--- BEGIN MATERIAL PROVIDED ---

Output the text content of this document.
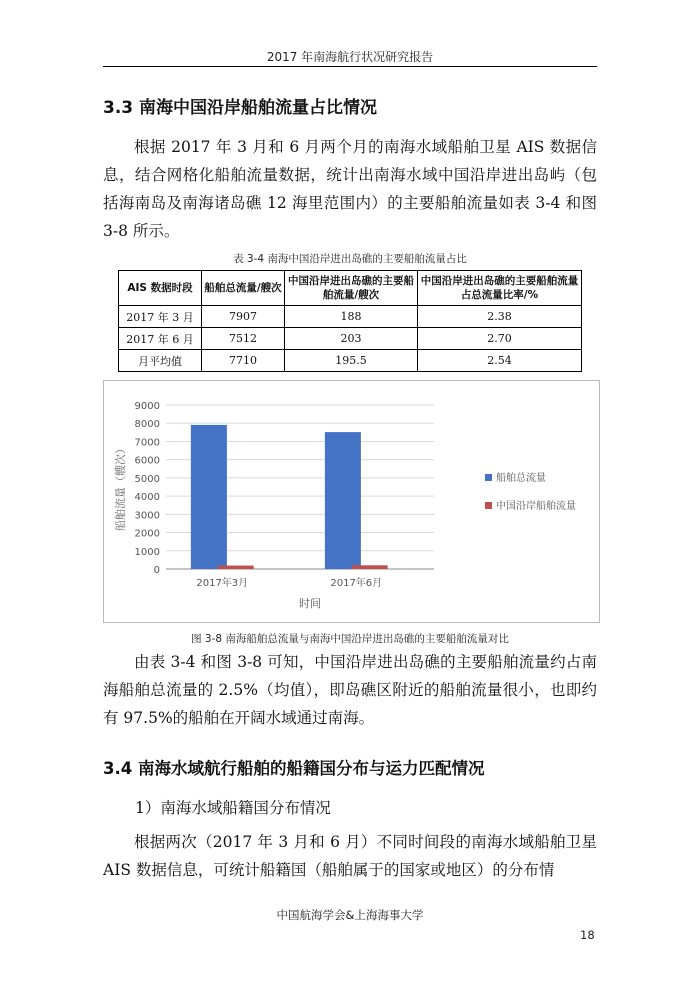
2017 年南海航行状况研究报告
3.3 南海中国沿岸船舶流量占比情况
根据 2017 年 3 月和 6 月两个月的南海水域船舶卫星 AIS 数据信息，结合网格化船舶流量数据，统计出南海水域中国沿岸进出岛屿（包括海南岛及南海诸岛礁 12 海里范围内）的主要船舶流量如表 3-4 和图 3-8 所示。
表 3-4 南海中国沿岸进出岛礁的主要船舶流量占比
AIS 数据时段	船舶总流量/艘次	中国沿岸进出岛礁的主要船舶流量/艘次	中国沿岸进出岛礁的主要船舶流量占总流量比率/%
2017 年 3 月	7907	188	2.38
2017 年 6 月	7512	203	2.70
月平均值	7710	195.5	2.54
0
1000
2000
3000
4000
5000
6000
7000
8000
9000
2017年3月	2017年6月
时间
船舶流量（艘次）	船舶总流量
中国沿岸船舶流量
图 3-8 南海船舶总流量与南海中国沿岸进出岛礁的主要船舶流量对比
由表 3-4 和图 3-8 可知，中国沿岸进出岛礁的主要船舶流量约占南海船舶总流量的 2.5%（均值），即岛礁区附近的船舶流量很小，也即约有 97.5%的船舶在开阔水域通过南海。
3.4 南海水域航行船舶的船籍国分布与运力匹配情况
1）南海水域船籍国分布情况
根据两次（2017 年 3 月和 6 月）不同时间段的南海水域船舶卫星 AIS 数据信息，可统计船籍国（船舶属于的国家或地区）的分布情
中国航海学会&上海海事大学
18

--- END MATERIAL PROVIDED ---

DIRECTIVE » Tally the lines in the entries above that hold the word "数据信息". Reply with nothing but that count.

RESPONSE TO THIS EXERCISE » 2